[Records from a data collection]

===

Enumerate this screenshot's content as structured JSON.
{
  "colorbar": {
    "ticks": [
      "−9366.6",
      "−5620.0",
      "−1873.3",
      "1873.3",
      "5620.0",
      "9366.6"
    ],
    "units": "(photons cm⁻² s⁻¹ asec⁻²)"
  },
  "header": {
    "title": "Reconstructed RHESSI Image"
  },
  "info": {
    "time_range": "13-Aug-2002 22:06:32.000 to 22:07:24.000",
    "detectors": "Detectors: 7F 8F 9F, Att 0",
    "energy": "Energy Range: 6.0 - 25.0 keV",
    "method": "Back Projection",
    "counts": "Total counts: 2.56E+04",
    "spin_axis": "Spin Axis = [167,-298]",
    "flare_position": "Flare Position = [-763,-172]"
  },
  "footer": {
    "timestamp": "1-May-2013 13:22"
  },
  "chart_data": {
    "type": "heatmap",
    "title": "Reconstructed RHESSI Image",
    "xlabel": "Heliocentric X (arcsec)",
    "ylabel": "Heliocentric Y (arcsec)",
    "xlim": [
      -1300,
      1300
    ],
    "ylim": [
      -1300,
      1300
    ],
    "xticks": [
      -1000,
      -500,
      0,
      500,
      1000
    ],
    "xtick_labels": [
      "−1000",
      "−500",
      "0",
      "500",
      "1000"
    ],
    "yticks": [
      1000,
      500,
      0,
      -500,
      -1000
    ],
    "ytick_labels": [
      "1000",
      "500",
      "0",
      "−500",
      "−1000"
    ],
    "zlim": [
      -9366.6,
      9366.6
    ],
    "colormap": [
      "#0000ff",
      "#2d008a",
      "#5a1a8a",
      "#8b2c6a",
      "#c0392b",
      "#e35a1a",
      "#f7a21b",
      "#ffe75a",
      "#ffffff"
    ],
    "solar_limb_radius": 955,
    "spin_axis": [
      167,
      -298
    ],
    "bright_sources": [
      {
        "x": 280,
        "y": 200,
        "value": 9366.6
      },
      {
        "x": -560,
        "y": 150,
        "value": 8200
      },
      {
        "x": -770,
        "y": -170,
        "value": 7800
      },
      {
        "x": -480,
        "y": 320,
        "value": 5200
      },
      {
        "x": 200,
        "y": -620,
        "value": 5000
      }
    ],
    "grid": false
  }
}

===

> _Task requirements_: Extract each line from the entries above that contains the string "Reconstructed".

> _Answer to the task_:
    "title": "Reconstructed RHESSI Image"
    "title": "Reconstructed RHESSI Image",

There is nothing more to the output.